* _TASK GOAL_:
Repeat every record below exactly as written.

* _DATA TO USE_:
+++
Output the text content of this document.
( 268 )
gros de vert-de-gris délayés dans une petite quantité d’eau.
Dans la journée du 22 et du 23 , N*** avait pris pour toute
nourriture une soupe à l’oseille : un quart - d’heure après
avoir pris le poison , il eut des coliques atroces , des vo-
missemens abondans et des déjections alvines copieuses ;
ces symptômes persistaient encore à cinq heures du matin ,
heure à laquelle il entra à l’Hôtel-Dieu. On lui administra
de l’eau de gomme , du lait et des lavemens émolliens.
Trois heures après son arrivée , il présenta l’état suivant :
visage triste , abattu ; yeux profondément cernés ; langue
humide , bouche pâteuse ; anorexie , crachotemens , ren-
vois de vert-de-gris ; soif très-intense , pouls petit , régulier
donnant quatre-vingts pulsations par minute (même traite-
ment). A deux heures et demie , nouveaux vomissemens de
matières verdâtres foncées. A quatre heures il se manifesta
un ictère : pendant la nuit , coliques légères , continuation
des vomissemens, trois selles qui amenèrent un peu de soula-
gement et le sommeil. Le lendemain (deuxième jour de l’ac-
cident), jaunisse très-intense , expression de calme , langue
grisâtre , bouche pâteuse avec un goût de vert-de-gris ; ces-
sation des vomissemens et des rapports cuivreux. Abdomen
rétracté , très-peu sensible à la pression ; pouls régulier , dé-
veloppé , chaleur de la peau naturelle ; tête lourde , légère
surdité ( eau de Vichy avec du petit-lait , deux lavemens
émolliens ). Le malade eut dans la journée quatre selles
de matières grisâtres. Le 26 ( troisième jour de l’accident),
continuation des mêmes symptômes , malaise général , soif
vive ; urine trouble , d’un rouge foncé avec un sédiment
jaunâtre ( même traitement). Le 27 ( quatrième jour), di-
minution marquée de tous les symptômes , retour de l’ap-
+++
* _ANSWER FOR THE TASK_:
Output the text content of this document.
( 268 )
gros de vert-de-gris délayés dans une petite quantité d’eau.
Dans la journée du 22 et du 23 , N*** avait pris pour toute
nourriture une soupe à l’oseille : un quart - d’heure après
avoir pris le poison , il eut des coliques atroces , des vo-
missemens abondans et des déjections alvines copieuses ;
ces symptômes persistaient encore à cinq heures du matin ,
heure à laquelle il entra à l’Hôtel-Dieu. On lui administra
de l’eau de gomme , du lait et des lavemens émolliens.
Trois heures après son arrivée , il présenta l’état suivant :
visage triste , abattu ; yeux profondément cernés ; langue
humide , bouche pâteuse ; anorexie , crachotemens , ren-
vois de vert-de-gris ; soif très-intense , pouls petit , régulier
donnant quatre-vingts pulsations par minute (même traite-
ment). A deux heures et demie , nouveaux vomissemens de
matières verdâtres foncées. A quatre heures il se manifesta
un ictère : pendant la nuit , coliques légères , continuation
des vomissemens, trois selles qui amenèrent un peu de soula-
gement et le sommeil. Le lendemain (deuxième jour de l’ac-
cident), jaunisse très-intense , expression de calme , langue
grisâtre , bouche pâteuse avec un goût de vert-de-gris ; ces-
sation des vomissemens et des rapports cuivreux. Abdomen
rétracté , très-peu sensible à la pression ; pouls régulier , dé-
veloppé , chaleur de la peau naturelle ; tête lourde , légère
surdité ( eau de Vichy avec du petit-lait , deux lavemens
émolliens ). Le malade eut dans la journée quatre selles
de matières grisâtres. Le 26 ( troisième jour de l’accident),
continuation des mêmes symptômes , malaise général , soif
vive ; urine trouble , d’un rouge foncé avec un sédiment
jaunâtre ( même traitement). Le 27 ( quatrième jour), di-
minution marquée de tous les symptômes , retour de l’ap-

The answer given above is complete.